■ **WHAT NEEDS TO BE DONE**: Identify every line in the records below that contains the word "patient", and reproduce each one.

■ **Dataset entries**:
:::::
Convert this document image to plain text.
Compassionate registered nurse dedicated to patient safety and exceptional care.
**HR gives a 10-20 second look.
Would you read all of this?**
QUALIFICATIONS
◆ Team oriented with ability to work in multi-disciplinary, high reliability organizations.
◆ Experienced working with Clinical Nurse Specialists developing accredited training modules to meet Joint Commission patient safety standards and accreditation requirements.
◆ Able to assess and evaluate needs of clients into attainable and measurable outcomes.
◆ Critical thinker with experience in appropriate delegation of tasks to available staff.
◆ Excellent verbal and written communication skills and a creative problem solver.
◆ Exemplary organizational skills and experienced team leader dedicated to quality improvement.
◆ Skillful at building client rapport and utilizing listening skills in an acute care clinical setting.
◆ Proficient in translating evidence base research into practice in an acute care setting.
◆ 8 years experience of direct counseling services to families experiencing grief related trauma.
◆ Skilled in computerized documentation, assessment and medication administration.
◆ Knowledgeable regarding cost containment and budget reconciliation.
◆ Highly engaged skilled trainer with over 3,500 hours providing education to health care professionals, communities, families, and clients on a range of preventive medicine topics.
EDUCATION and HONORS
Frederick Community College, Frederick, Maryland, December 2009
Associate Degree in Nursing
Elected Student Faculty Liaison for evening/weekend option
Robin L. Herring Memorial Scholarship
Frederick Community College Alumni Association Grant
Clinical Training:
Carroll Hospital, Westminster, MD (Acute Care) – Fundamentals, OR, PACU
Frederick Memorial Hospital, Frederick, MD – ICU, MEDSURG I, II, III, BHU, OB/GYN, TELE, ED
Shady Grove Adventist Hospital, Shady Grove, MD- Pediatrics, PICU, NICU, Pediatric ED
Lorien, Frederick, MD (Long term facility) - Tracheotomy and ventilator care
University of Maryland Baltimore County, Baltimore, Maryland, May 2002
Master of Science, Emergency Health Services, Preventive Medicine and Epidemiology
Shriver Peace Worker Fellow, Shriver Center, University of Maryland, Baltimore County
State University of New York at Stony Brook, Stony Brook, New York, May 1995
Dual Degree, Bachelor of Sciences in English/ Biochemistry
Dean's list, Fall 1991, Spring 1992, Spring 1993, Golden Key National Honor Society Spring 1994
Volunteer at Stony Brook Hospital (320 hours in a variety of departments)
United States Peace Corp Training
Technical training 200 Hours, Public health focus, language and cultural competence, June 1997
:::::
■ **RESULT OF THE EXERCISE**:
Compassionate registered nurse dedicated to patient safety and exceptional care.
◆ Experienced working with Clinical Nurse Specialists developing accredited training modules to meet Joint Commission patient safety standards and accreditation requirements.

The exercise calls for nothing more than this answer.